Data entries
##########
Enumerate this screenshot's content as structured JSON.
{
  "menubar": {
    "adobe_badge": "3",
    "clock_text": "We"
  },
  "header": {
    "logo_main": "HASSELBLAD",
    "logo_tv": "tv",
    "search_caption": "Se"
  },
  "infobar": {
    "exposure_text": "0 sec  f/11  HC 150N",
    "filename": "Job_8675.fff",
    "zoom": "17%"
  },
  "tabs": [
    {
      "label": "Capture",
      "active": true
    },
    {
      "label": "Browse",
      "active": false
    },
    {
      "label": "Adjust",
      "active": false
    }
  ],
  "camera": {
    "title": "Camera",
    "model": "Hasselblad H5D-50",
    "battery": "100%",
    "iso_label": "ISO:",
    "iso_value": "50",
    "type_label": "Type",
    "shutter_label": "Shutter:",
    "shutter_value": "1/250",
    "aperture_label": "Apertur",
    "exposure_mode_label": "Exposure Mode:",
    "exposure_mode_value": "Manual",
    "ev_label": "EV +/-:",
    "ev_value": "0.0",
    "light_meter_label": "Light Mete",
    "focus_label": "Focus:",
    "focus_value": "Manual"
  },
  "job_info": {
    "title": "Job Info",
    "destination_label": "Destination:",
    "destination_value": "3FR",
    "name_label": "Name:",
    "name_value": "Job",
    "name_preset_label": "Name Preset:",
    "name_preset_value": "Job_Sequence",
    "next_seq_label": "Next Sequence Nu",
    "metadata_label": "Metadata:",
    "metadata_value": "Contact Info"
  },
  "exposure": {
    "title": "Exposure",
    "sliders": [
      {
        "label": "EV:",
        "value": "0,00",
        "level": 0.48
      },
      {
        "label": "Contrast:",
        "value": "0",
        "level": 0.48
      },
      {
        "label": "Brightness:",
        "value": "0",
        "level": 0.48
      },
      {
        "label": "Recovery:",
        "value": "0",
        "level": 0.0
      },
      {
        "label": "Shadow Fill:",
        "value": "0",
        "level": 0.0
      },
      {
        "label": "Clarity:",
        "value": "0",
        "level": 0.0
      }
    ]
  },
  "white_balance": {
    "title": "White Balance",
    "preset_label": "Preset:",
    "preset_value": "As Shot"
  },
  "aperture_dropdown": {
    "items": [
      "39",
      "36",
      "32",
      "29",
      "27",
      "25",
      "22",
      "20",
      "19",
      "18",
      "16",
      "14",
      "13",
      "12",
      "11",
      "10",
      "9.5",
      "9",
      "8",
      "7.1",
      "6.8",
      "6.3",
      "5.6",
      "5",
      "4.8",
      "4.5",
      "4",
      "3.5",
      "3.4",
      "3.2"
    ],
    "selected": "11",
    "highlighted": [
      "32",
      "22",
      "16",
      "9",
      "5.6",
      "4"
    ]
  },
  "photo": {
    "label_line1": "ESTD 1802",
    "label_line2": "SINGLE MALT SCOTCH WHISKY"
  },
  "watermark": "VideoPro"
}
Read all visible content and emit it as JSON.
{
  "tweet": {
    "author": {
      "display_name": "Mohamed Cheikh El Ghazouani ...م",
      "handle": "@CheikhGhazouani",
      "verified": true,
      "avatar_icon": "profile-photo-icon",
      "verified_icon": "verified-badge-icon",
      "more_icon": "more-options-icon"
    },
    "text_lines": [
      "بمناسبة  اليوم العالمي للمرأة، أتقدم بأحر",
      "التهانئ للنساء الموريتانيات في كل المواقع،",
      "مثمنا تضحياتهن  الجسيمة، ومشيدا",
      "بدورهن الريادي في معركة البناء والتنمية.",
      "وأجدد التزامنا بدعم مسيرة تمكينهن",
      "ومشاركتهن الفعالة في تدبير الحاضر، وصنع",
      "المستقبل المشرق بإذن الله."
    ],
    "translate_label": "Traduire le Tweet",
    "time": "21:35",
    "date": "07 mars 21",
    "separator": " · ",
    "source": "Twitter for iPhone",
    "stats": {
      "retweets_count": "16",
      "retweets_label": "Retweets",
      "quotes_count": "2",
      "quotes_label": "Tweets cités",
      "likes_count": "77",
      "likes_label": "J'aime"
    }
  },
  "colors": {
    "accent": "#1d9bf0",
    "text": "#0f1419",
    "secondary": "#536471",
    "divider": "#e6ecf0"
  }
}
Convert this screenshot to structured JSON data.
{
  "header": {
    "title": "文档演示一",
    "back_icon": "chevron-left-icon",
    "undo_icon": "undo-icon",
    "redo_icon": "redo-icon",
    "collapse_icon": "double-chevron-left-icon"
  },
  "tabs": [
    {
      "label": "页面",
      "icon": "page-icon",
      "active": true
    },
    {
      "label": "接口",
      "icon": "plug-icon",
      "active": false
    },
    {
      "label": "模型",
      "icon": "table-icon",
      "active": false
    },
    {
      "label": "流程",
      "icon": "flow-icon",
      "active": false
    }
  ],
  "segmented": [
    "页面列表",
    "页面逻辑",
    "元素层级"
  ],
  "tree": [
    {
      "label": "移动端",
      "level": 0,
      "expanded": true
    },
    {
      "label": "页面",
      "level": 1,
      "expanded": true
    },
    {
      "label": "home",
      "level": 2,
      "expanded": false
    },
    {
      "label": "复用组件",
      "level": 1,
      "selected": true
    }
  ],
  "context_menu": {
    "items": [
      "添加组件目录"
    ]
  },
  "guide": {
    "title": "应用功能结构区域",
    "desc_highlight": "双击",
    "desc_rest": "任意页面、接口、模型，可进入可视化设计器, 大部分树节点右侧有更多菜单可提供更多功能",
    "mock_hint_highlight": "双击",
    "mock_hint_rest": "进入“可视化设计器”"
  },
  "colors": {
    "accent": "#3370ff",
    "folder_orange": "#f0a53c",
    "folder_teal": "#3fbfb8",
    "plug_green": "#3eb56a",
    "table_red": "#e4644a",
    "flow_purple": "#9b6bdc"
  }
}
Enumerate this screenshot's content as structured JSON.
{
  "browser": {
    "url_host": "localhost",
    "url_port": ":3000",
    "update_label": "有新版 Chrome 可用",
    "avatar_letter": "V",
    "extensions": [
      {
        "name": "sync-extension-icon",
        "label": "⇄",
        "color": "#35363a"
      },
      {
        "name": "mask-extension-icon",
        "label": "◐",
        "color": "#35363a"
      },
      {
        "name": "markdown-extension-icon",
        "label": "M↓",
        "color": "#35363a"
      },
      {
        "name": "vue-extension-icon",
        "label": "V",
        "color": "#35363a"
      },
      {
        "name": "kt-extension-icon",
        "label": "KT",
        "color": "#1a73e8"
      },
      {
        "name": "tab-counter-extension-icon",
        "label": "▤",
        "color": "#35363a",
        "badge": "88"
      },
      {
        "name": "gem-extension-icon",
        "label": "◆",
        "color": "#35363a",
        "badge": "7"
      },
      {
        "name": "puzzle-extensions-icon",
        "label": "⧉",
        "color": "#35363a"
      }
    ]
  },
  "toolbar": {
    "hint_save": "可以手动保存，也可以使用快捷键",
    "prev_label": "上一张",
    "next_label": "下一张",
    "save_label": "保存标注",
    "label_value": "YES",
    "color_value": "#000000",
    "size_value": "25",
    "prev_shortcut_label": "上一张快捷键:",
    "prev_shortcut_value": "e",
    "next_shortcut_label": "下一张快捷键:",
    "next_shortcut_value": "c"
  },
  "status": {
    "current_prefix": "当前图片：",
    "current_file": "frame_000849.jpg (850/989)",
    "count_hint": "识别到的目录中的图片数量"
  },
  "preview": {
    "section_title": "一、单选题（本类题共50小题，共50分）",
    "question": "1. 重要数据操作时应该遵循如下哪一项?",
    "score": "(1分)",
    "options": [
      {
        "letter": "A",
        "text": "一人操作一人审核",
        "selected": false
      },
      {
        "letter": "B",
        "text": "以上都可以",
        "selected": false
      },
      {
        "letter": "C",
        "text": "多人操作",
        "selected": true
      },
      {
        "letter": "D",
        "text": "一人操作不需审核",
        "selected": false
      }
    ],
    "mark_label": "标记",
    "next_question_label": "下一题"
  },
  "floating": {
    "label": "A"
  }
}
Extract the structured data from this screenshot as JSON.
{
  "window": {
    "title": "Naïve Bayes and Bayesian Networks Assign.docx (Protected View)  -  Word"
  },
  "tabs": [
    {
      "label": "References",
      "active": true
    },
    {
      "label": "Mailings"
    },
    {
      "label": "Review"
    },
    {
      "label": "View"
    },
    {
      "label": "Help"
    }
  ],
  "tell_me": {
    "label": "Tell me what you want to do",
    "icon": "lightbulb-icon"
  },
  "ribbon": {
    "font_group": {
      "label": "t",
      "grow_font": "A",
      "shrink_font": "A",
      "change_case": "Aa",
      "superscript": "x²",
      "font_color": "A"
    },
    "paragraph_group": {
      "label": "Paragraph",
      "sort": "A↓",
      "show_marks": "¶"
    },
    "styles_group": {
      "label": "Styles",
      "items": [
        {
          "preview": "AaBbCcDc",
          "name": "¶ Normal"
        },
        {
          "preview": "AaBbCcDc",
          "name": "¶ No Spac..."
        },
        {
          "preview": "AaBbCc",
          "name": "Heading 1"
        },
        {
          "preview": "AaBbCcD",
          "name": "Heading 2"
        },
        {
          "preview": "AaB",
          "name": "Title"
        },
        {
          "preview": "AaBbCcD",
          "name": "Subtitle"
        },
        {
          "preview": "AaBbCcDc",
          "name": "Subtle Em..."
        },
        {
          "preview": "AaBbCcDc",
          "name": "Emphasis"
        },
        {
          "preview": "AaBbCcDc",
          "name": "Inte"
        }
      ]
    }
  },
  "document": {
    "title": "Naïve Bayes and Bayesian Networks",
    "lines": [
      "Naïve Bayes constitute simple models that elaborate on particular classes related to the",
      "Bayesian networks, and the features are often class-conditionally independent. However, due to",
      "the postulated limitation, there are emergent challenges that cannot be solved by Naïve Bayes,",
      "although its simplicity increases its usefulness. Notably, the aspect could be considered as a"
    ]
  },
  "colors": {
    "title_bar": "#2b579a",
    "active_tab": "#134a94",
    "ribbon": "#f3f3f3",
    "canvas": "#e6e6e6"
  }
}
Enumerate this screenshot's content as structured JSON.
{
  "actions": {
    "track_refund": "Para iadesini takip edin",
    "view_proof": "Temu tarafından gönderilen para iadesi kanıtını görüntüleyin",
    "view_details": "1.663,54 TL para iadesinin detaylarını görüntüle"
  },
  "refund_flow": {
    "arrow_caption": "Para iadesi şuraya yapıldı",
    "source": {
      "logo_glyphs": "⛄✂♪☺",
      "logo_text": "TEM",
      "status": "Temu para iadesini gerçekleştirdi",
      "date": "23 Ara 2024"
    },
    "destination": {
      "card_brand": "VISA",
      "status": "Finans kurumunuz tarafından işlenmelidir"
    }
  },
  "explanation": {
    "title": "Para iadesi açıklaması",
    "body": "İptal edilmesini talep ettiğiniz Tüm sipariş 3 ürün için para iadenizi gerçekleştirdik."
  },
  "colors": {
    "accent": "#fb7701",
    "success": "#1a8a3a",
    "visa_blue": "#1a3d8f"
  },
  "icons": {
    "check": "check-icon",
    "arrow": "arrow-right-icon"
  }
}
##########
Challenge >> Out of the records, collect only those lines that contain the string "accent".

Complete output >>
    "accent": "#1d9bf0",
    "accent": "#3370ff",
    "accent": "#fb7701",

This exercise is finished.